Exercise details - Print out every line, exactly as written.

Task data -

++++++++++++++++++++

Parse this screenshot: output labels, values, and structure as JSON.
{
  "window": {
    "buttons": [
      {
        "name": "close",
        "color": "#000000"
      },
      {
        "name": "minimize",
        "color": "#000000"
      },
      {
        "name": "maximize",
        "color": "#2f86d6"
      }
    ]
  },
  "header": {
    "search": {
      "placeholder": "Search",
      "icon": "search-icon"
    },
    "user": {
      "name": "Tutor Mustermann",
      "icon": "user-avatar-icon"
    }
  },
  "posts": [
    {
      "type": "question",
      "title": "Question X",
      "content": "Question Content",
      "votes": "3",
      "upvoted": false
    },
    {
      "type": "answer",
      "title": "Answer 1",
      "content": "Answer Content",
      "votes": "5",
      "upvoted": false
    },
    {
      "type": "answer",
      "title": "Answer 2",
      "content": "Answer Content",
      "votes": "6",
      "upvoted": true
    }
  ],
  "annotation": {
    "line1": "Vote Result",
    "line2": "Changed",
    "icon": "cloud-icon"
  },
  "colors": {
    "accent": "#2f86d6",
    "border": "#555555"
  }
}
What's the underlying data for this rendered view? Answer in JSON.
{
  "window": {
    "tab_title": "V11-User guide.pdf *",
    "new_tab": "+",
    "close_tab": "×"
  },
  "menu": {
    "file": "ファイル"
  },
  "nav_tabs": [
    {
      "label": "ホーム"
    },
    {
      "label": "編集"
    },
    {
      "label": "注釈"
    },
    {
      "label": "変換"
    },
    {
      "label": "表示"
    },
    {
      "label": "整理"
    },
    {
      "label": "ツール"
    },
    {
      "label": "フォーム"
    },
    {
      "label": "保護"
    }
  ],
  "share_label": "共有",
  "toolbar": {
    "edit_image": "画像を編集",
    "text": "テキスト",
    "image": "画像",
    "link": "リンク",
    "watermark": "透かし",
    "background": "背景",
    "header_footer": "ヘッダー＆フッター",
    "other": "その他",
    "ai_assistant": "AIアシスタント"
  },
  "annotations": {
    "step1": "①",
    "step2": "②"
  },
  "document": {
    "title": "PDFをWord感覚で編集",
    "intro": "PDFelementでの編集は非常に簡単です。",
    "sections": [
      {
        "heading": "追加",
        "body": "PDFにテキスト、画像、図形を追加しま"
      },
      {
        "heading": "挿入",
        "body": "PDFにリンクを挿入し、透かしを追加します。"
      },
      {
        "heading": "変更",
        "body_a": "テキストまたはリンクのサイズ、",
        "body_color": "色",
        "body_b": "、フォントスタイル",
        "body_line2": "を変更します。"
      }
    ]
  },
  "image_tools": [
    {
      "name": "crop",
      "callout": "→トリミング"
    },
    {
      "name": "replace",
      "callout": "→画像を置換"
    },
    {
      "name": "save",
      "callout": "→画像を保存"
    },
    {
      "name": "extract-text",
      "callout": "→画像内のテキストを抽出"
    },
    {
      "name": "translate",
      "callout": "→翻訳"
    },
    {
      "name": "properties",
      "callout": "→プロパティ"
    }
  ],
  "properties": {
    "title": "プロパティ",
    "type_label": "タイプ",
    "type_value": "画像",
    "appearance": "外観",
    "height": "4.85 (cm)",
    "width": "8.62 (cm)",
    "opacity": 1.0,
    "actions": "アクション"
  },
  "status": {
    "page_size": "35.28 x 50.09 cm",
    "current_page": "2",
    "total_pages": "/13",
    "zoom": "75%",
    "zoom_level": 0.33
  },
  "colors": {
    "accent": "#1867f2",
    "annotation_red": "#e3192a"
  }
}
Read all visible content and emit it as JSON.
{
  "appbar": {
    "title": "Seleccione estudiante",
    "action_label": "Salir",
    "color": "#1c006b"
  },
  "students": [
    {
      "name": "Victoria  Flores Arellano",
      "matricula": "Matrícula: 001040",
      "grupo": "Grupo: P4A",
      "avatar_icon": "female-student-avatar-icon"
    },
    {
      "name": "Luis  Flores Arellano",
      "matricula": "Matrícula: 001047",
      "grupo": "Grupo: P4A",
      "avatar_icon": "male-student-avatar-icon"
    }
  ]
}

++++++++++++++++++++

The solution -
Parse this screenshot: output labels, values, and structure as JSON.
{
  "window": {
    "buttons": [
      {
        "name": "close",
        "color": "#000000"
      },
      {
        "name": "minimize",
        "color": "#000000"
      },
      {
        "name": "maximize",
        "color": "#2f86d6"
      }
    ]
  },
  "header": {
    "search": {
      "placeholder": "Search",
      "icon": "search-icon"
    },
    "user": {
      "name": "Tutor Mustermann",
      "icon": "user-avatar-icon"
    }
  },
  "posts": [
    {
      "type": "question",
      "title": "Question X",
      "content": "Question Content",
      "votes": "3",
      "upvoted": false
    },
    {
      "type": "answer",
      "title": "Answer 1",
      "content": "Answer Content",
      "votes": "5",
      "upvoted": false
    },
    {
      "type": "answer",
      "title": "Answer 2",
      "content": "Answer Content",
      "votes": "6",
      "upvoted": true
    }
  ],
  "annotation": {
    "line1": "Vote Result",
    "line2": "Changed",
    "icon": "cloud-icon"
  },
  "colors": {
    "accent": "#2f86d6",
    "border": "#555555"
  }
}
What's the underlying data for this rendered view? Answer in JSON.
{
  "window": {
    "tab_title": "V11-User guide.pdf *",
    "new_tab": "+",
    "close_tab": "×"
  },
  "menu": {
    "file": "ファイル"
  },
  "nav_tabs": [
    {
      "label": "ホーム"
    },
    {
      "label": "編集"
    },
    {
      "label": "注釈"
    },
    {
      "label": "変換"
    },
    {
      "label": "表示"
    },
    {
      "label": "整理"
    },
    {
      "label": "ツール"
    },
    {
      "label": "フォーム"
    },
    {
      "label": "保護"
    }
  ],
  "share_label": "共有",
  "toolbar": {
    "edit_image": "画像を編集",
    "text": "テキスト",
    "image": "画像",
    "link": "リンク",
    "watermark": "透かし",
    "background": "背景",
    "header_footer": "ヘッダー＆フッター",
    "other": "その他",
    "ai_assistant": "AIアシスタント"
  },
  "annotations": {
    "step1": "①",
    "step2": "②"
  },
  "document": {
    "title": "PDFをWord感覚で編集",
    "intro": "PDFelementでの編集は非常に簡単です。",
    "sections": [
      {
        "heading": "追加",
        "body": "PDFにテキスト、画像、図形を追加しま"
      },
      {
        "heading": "挿入",
        "body": "PDFにリンクを挿入し、透かしを追加します。"
      },
      {
        "heading": "変更",
        "body_a": "テキストまたはリンクのサイズ、",
        "body_color": "色",
        "body_b": "、フォントスタイル",
        "body_line2": "を変更します。"
      }
    ]
  },
  "image_tools": [
    {
      "name": "crop",
      "callout": "→トリミング"
    },
    {
      "name": "replace",
      "callout": "→画像を置換"
    },
    {
      "name": "save",
      "callout": "→画像を保存"
    },
    {
      "name": "extract-text",
      "callout": "→画像内のテキストを抽出"
    },
    {
      "name": "translate",
      "callout": "→翻訳"
    },
    {
      "name": "properties",
      "callout": "→プロパティ"
    }
  ],
  "properties": {
    "title": "プロパティ",
    "type_label": "タイプ",
    "type_value": "画像",
    "appearance": "外観",
    "height": "4.85 (cm)",
    "width": "8.62 (cm)",
    "opacity": 1.0,
    "actions": "アクション"
  },
  "status": {
    "page_size": "35.28 x 50.09 cm",
    "current_page": "2",
    "total_pages": "/13",
    "zoom": "75%",
    "zoom_level": 0.33
  },
  "colors": {
    "accent": "#1867f2",
    "annotation_red": "#e3192a"
  }
}
Read all visible content and emit it as JSON.
{
  "appbar": {
    "title": "Seleccione estudiante",
    "action_label": "Salir",
    "color": "#1c006b"
  },
  "students": [
    {
      "name": "Victoria  Flores Arellano",
      "matricula": "Matrícula: 001040",
      "grupo": "Grupo: P4A",
      "avatar_icon": "female-student-avatar-icon"
    },
    {
      "name": "Luis  Flores Arellano",
      "matricula": "Matrícula: 001047",
      "grupo": "Grupo: P4A",
      "avatar_icon": "male-student-avatar-icon"
    }
  ]
}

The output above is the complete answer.